Whenever a line below holds the word "小工厂员工劳动合同", copy that line.
● ● ● ● ● ● ●
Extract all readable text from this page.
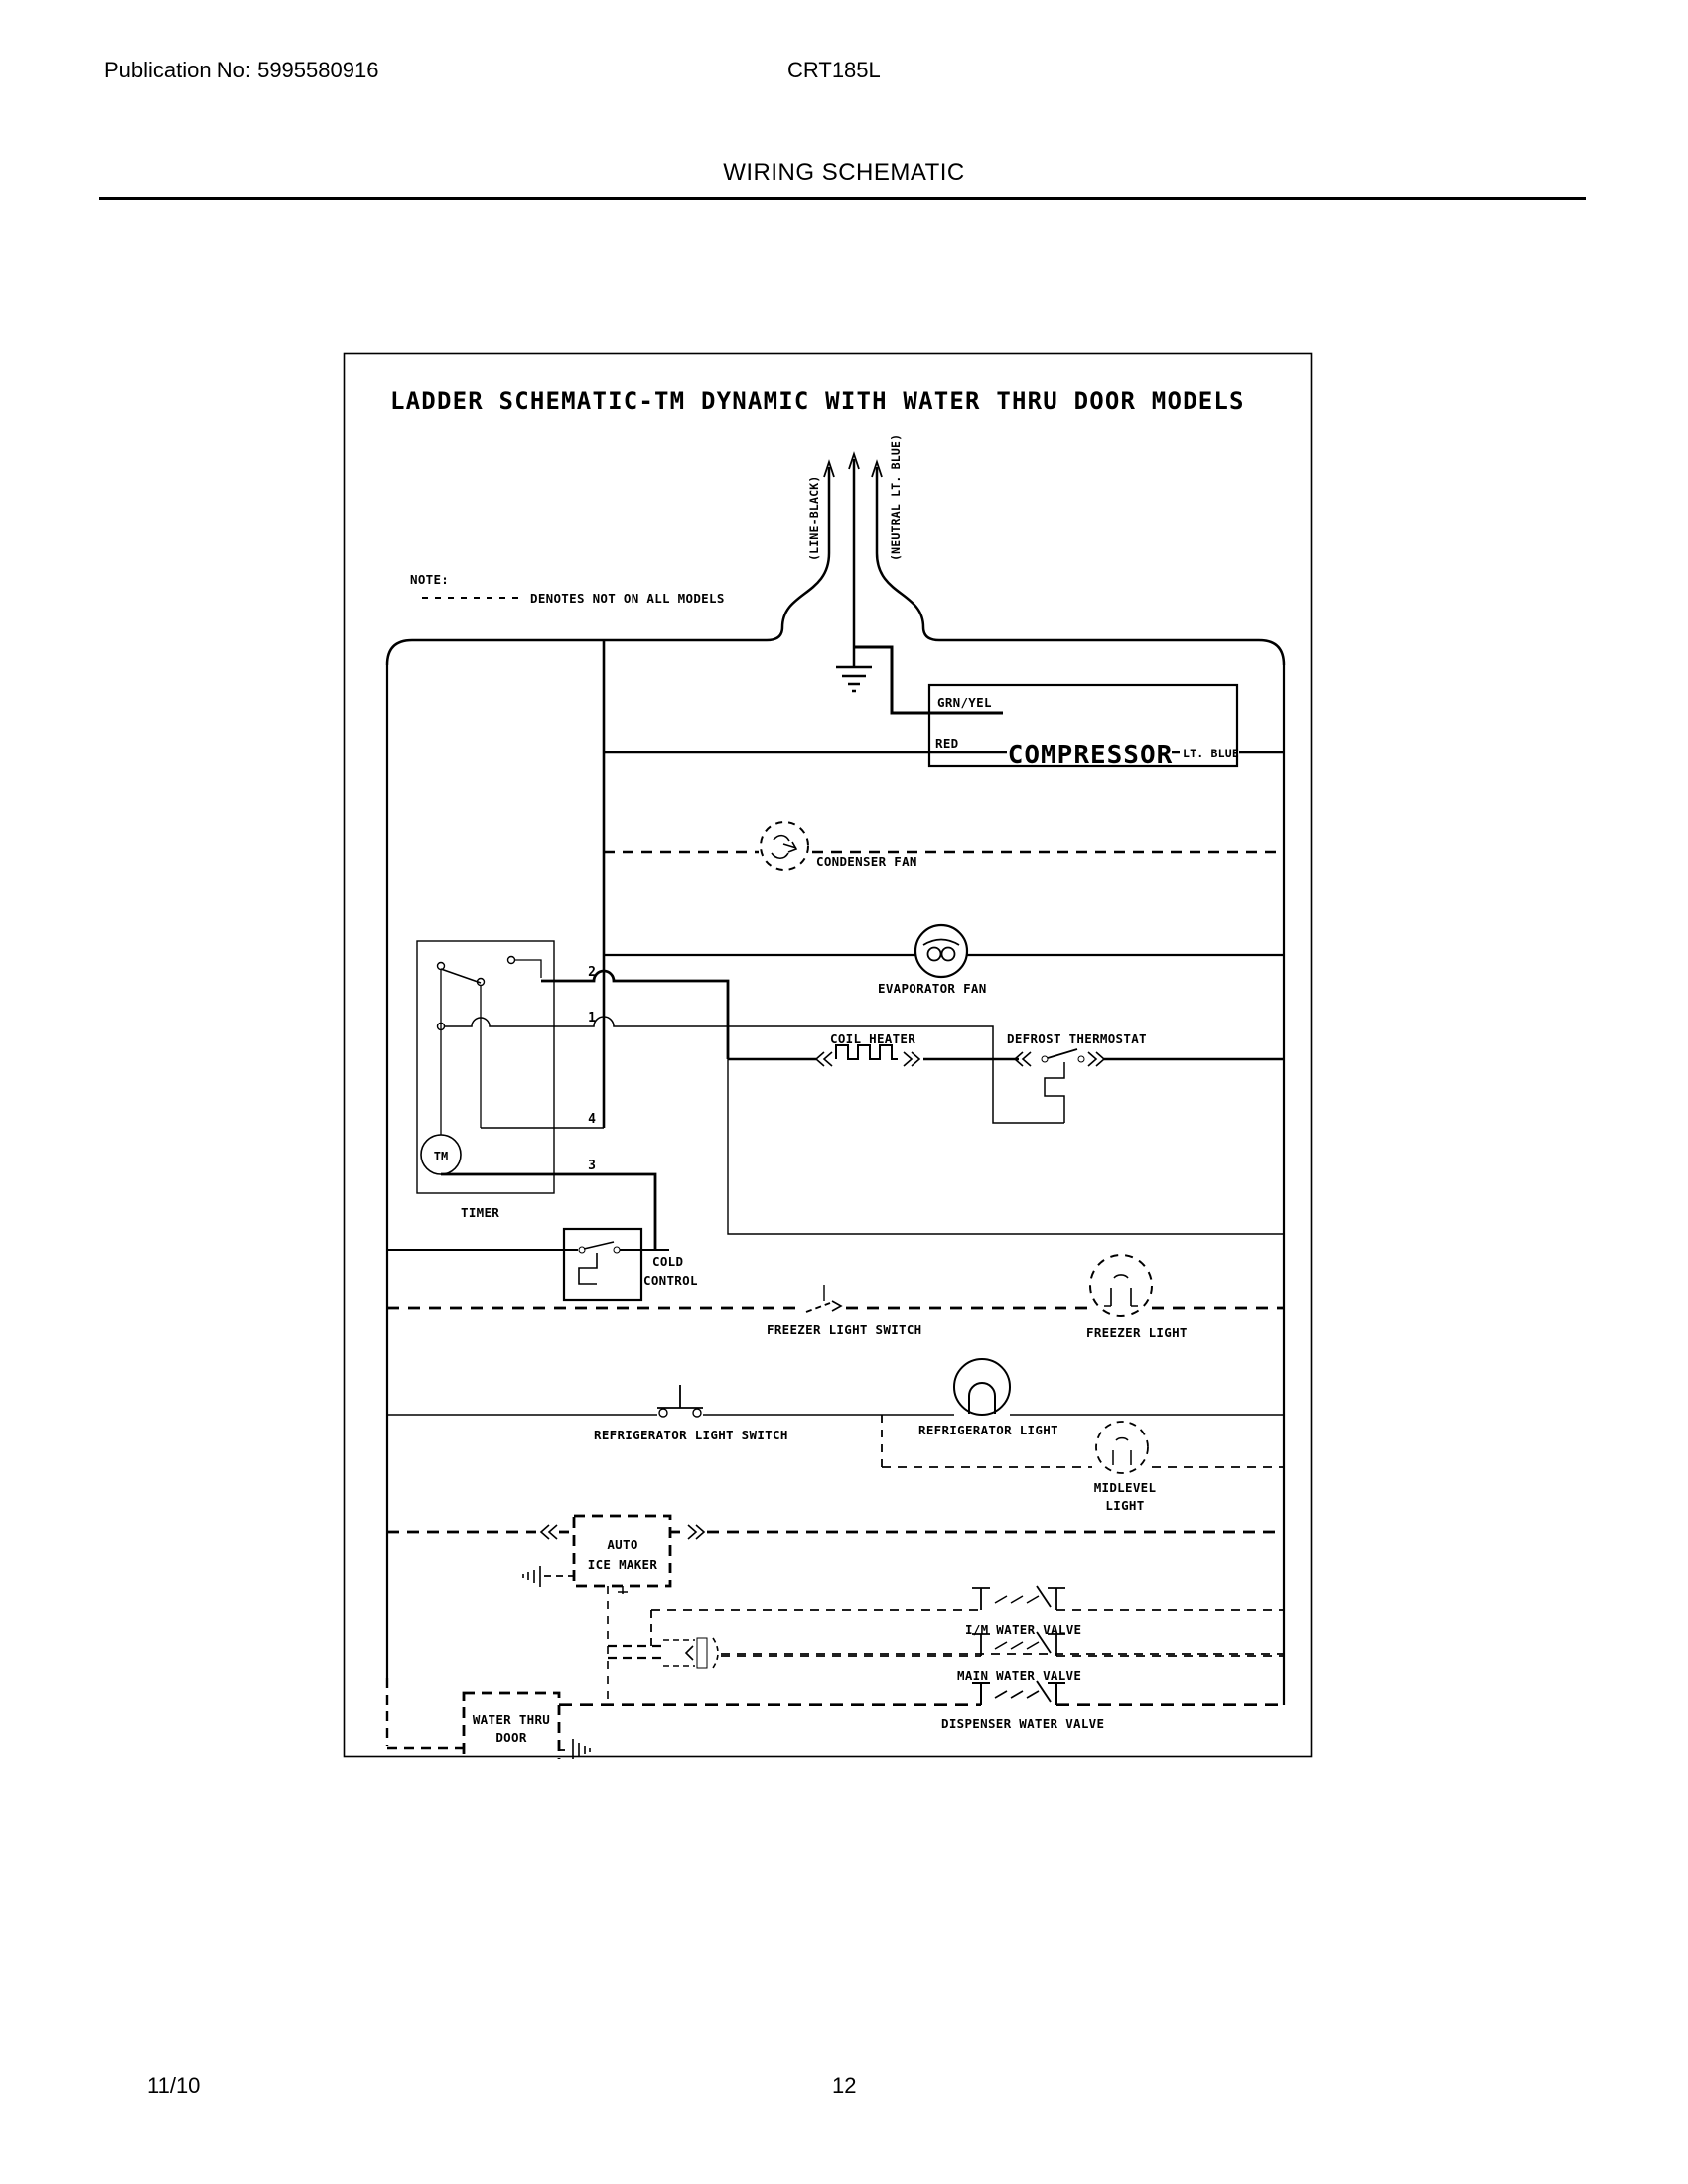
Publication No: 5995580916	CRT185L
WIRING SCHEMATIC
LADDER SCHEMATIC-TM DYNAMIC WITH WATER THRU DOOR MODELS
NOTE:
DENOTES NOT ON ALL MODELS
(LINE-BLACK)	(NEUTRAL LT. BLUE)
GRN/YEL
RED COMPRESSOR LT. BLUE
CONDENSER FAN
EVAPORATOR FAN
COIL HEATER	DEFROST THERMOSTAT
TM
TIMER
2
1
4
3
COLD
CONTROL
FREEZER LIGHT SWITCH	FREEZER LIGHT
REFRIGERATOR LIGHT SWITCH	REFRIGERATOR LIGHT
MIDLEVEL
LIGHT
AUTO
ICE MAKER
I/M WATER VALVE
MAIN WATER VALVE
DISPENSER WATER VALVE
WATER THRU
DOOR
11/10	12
● ● ● ● ● ● ●
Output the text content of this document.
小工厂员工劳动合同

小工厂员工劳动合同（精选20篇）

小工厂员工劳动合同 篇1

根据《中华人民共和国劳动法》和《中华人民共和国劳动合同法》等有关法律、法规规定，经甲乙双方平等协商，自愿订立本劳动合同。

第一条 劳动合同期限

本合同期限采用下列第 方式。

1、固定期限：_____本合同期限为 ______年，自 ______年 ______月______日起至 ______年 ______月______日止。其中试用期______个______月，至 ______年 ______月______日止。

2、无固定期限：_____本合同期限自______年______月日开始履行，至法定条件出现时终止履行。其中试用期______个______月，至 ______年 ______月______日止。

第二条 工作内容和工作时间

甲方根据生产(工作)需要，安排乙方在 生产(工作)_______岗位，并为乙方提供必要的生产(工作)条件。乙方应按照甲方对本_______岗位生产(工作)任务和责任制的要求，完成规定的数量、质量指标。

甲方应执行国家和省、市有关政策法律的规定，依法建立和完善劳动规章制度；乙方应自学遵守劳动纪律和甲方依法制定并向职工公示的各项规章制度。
● ● ● ● ● ● ●
▸ Response to this exercise:
小工厂员工劳动合同
小工厂员工劳动合同（精选20篇）
小工厂员工劳动合同 篇1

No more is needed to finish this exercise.